• **Direction**
Below is a listing; write it out exactly and drop any images from it.

• **Dataset**

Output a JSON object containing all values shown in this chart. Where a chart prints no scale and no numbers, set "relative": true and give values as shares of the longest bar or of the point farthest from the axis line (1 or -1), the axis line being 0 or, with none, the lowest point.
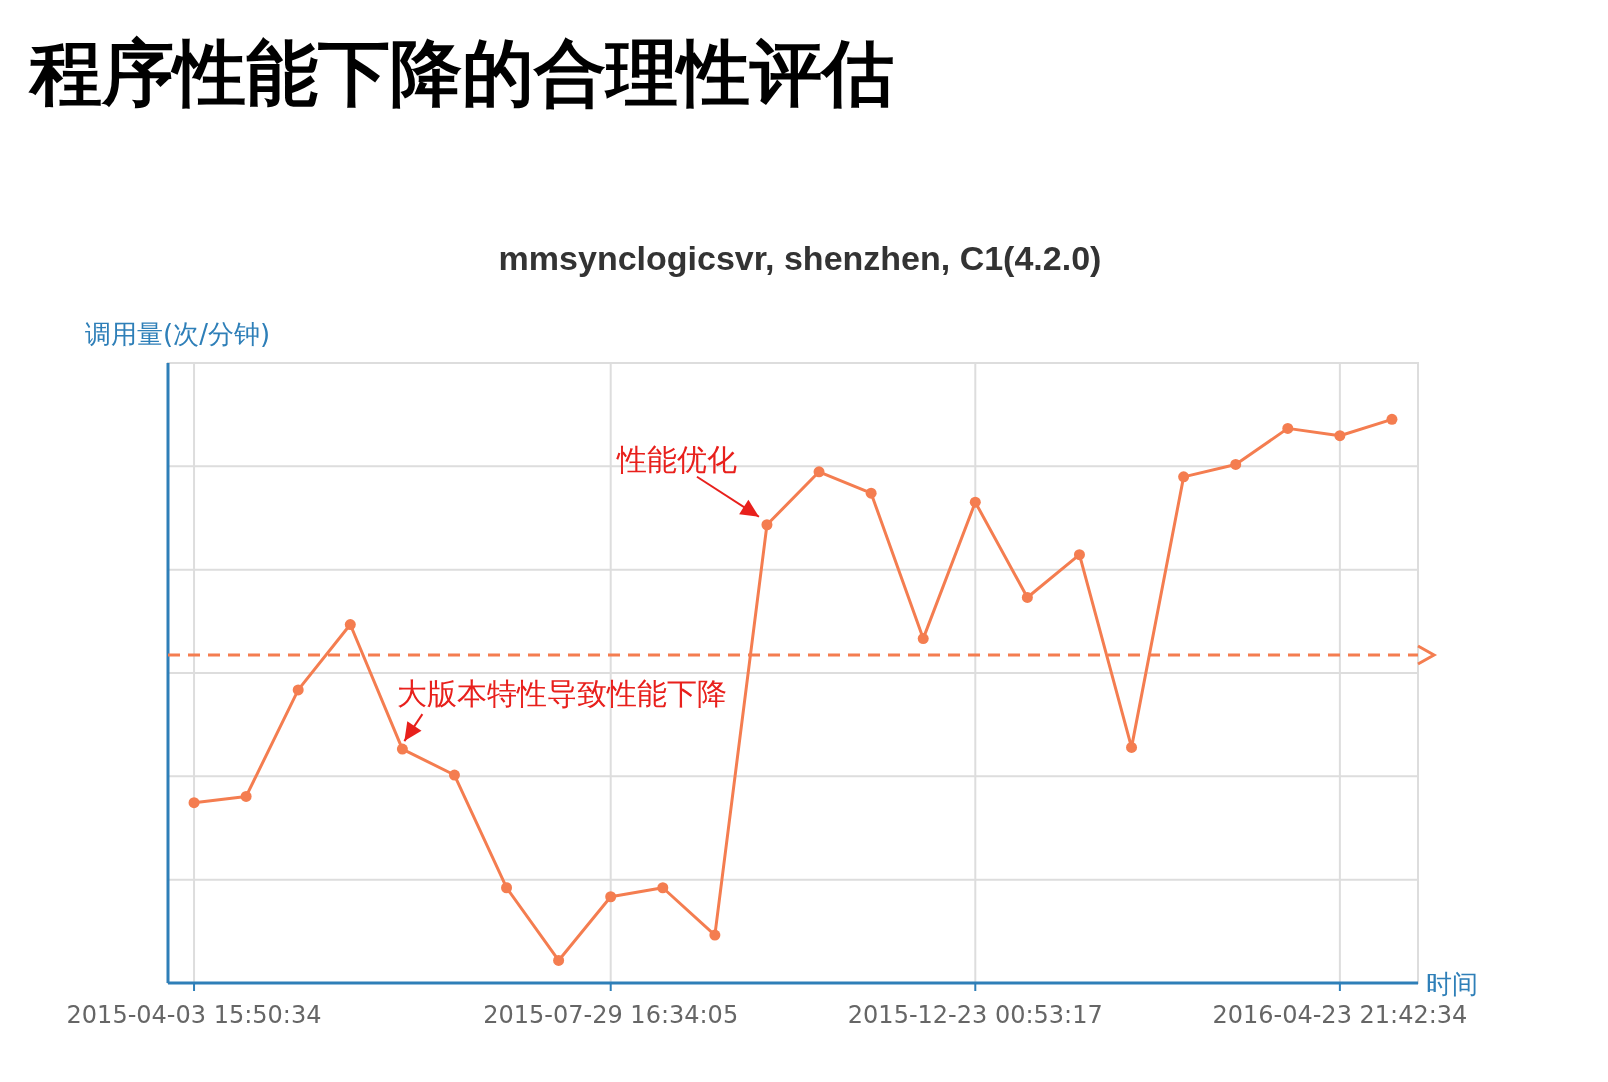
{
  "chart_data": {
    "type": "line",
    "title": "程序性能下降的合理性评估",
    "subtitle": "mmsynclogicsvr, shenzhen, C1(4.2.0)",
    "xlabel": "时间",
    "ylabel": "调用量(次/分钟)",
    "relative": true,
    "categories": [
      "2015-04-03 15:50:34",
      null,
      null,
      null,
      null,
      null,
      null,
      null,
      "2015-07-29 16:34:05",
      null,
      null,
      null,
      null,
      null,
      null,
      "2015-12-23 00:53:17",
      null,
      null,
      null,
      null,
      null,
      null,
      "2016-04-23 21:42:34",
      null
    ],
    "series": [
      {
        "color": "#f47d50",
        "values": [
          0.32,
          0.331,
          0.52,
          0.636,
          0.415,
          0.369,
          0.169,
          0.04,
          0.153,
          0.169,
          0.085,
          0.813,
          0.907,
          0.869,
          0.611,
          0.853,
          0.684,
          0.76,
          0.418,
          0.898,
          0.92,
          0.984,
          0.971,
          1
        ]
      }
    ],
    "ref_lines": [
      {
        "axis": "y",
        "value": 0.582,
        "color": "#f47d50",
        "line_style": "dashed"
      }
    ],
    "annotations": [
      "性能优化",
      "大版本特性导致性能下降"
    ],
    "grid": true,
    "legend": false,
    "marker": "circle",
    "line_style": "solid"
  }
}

• **Worked answer**
Output a JSON object containing all values shown in this chart. Where a chart prints no scale and no numbers, set "relative": true and give values as shares of the longest bar or of the point farthest from the axis line (1 or -1), the axis line being 0 or, with none, the lowest point.
{
  "chart_data": {
    "type": "line",
    "title": "程序性能下降的合理性评估",
    "subtitle": "mmsynclogicsvr, shenzhen, C1(4.2.0)",
    "xlabel": "时间",
    "ylabel": "调用量(次/分钟)",
    "relative": true,
    "categories": [
      "2015-04-03 15:50:34",
      null,
      null,
      null,
      null,
      null,
      null,
      null,
      "2015-07-29 16:34:05",
      null,
      null,
      null,
      null,
      null,
      null,
      "2015-12-23 00:53:17",
      null,
      null,
      null,
      null,
      null,
      null,
      "2016-04-23 21:42:34",
      null
    ],
    "series": [
      {
        "color": "#f47d50",
        "values": [
          0.32,
          0.331,
          0.52,
          0.636,
          0.415,
          0.369,
          0.169,
          0.04,
          0.153,
          0.169,
          0.085,
          0.813,
          0.907,
          0.869,
          0.611,
          0.853,
          0.684,
          0.76,
          0.418,
          0.898,
          0.92,
          0.984,
          0.971,
          1
        ]
      }
    ],
    "ref_lines": [
      {
        "axis": "y",
        "value": 0.582,
        "color": "#f47d50",
        "line_style": "dashed"
      }
    ],
    "annotations": [
      "性能优化",
      "大版本特性导致性能下降"
    ],
    "grid": true,
    "legend": false,
    "marker": "circle",
    "line_style": "solid"
  }
}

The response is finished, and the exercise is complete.